**あなたの課題**
フランクについての文章のうち、「彼の生涯はいわれのない軽蔑と」から「機嫌だったという人なのです。」までを、その語句も含めて一字一句そのまま書き写してもらえますか。

───── 原文抜粋 ─────

年を取ったからかもしれませんが、フランクの音楽が本当に自分の気持ちにピッタリと寄り添うようになりました。不思議なものです。

彼の生涯はいわれのない軽蔑と無視にさらされ続けた一生であり、漸くにしてその才能が世に認められた数週間後に不慮の交通事故で世を去ってしまうという、考えようによっては理不尽きわまりないものでした。
しかし、人格破綻者の群れとも言うべきクラシック音楽の作曲家の中で、彼は「聖人」とも言うべきほどの高潔な人格を持った希有な存在でしたから、きっと本人はそんな「些細」な事は気にはしていなかったでしょう。フランクの弟子であり、彼を常に間近で見続けていたダンディは次のように述べていました。
「彼の作曲の動機は、栄光でもなく、金でもなく、安易な成功でもなかった。彼の目的は、芸術を手がかりに、自らの思考と感情を表現しようとすることだった。そして、何よりも、真の意味で彼は謙虚な人だった。」

例えば、あまり芳しい評価をもらえなかった「交響曲 ニ短調」の初演の時でも、彼は帰宅してから妻に「僕のイメージしたように鳴り響いていたよ!」と上機嫌だったという人なのです。

そして、そんなフランクは、当然のことながら理想的な教師でもありました。彼は熱心であり、誠実であり、そして辛抱強くて、さらに言えば当時のフランスにおいて複雑なオーケストレーションを適切に教示できる才能は彼以外にいなかったのです。ですから、優秀な若者は全てフランクの門を叩くことになります。その名を上げていけば、それ以後のフランス音楽の歴史が書けるほどです。ダンディ、ルクー、デュパルク、ショーソン、デュカス、ピエルネ、シャブリエ、ドビュッシ・・・、最後のドビュッシーは考えが合わず彼のもとを去っていくのですが、それでもフランクに対する尊敬の念を生涯失うことはありませんでした。

───── データ部分 ─────

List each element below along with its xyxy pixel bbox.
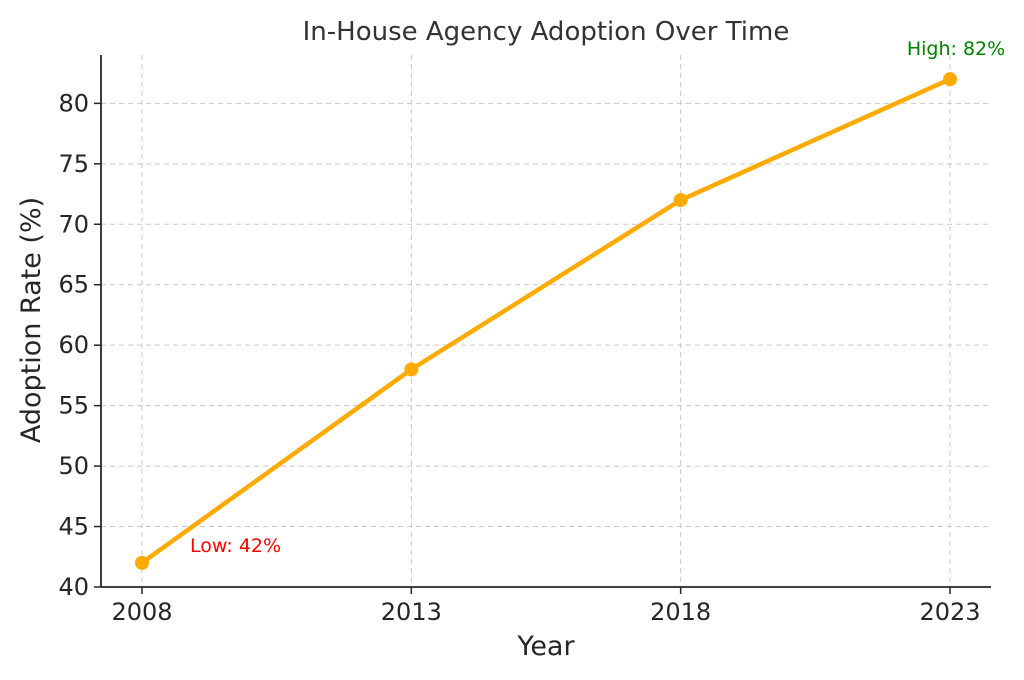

─────

**この課題の解答**
彼の生涯はいわれのない軽蔑と無視にさらされ続けた一生であり、漸くにしてその才能が世に認められた数週間後に不慮の交通事故で世を去ってしまうという、考えようによっては理不尽きわまりないものでした。
しかし、人格破綻者の群れとも言うべきクラシック音楽の作曲家の中で、彼は「聖人」とも言うべきほどの高潔な人格を持った希有な存在でしたから、きっと本人はそんな「些細」な事は気にはしていなかったでしょう。フランクの弟子であり、彼を常に間近で見続けていたダンディは次のように述べていました。
「彼の作曲の動機は、栄光でもなく、金でもなく、安易な成功でもなかった。彼の目的は、芸術を手がかりに、自らの思考と感情を表現しようとすることだった。そして、何よりも、真の意味で彼は謙虚な人だった。」

例えば、あまり芳しい評価をもらえなかった「交響曲 ニ短調」の初演の時でも、彼は帰宅してから妻に「僕のイメージしたように鳴り響いていたよ!」と上機嫌だったという人なのです。